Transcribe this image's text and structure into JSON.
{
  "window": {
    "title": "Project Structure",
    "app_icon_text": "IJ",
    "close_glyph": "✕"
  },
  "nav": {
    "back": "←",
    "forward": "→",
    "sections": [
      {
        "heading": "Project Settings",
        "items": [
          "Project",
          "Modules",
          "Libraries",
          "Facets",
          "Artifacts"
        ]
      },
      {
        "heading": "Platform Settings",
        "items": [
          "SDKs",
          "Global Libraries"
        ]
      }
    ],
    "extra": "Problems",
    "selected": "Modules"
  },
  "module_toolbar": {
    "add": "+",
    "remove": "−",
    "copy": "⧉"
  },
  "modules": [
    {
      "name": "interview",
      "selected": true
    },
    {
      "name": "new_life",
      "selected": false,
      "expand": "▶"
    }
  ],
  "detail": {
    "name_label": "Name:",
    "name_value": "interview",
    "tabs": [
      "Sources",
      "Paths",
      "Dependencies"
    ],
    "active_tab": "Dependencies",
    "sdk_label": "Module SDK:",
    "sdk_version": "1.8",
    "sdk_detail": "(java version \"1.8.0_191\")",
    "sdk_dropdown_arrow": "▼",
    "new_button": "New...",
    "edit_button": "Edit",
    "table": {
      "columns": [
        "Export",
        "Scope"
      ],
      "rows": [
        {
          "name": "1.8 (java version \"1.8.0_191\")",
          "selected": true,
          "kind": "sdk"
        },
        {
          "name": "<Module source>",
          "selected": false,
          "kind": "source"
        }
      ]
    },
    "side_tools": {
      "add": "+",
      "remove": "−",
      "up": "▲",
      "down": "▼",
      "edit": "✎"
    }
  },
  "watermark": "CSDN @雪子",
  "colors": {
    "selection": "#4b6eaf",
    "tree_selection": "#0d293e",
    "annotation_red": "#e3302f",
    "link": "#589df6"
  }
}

__INSTRUCTIONS FOR THE TASK__. Going through the entries above, tally each line that has the word "Settings". Answer with the number only.

__RESULT OF THIS EXERCISE__. 2